TO BE DONE. Select, from the material below, each line with "monitoring" in it.

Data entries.
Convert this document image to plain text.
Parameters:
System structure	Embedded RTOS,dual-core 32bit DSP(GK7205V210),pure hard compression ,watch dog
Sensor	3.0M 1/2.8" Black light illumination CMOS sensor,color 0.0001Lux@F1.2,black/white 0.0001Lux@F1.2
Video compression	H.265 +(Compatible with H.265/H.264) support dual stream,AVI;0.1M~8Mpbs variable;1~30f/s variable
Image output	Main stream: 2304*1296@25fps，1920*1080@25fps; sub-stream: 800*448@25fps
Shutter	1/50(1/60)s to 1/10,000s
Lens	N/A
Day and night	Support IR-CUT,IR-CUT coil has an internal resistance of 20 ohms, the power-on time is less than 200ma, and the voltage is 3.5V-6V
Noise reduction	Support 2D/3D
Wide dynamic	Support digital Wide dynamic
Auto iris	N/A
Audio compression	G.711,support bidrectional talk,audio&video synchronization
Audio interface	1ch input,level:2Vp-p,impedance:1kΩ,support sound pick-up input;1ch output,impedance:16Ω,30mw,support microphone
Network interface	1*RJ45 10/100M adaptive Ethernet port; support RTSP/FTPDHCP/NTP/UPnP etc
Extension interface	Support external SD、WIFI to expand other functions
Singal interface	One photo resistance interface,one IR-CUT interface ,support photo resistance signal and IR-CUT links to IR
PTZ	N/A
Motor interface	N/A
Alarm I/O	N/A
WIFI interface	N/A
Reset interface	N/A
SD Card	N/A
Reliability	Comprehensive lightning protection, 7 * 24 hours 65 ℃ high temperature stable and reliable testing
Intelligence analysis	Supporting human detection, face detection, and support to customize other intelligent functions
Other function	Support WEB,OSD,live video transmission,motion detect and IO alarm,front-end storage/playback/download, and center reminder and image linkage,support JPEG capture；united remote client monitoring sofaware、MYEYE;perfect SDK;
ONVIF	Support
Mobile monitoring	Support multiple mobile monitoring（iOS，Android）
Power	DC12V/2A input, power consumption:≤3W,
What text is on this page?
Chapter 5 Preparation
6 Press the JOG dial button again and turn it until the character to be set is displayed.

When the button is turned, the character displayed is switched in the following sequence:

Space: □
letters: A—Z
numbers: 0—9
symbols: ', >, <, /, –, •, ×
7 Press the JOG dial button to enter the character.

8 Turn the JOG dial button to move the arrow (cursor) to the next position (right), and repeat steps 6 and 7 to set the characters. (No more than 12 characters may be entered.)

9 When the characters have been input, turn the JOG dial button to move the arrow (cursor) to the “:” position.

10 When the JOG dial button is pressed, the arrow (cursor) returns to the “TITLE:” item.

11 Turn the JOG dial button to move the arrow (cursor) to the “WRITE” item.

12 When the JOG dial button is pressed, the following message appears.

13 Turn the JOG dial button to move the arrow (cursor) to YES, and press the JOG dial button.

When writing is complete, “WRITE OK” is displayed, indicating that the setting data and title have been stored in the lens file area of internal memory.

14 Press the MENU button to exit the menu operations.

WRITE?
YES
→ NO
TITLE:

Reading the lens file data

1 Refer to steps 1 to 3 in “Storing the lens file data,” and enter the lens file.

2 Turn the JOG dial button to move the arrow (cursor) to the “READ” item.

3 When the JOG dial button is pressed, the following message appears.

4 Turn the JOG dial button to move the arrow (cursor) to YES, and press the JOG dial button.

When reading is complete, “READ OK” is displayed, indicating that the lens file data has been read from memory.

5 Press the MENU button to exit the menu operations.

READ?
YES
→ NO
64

RESULT OF THIS TASK.
Other function	Support WEB,OSD,live video transmission,motion detect and IO alarm,front-end storage/playback/download, and center reminder and image linkage,support JPEG capture；united remote client monitoring sofaware、MYEYE;perfect SDK;
Mobile monitoring	Support multiple mobile monitoring（iOS，Android）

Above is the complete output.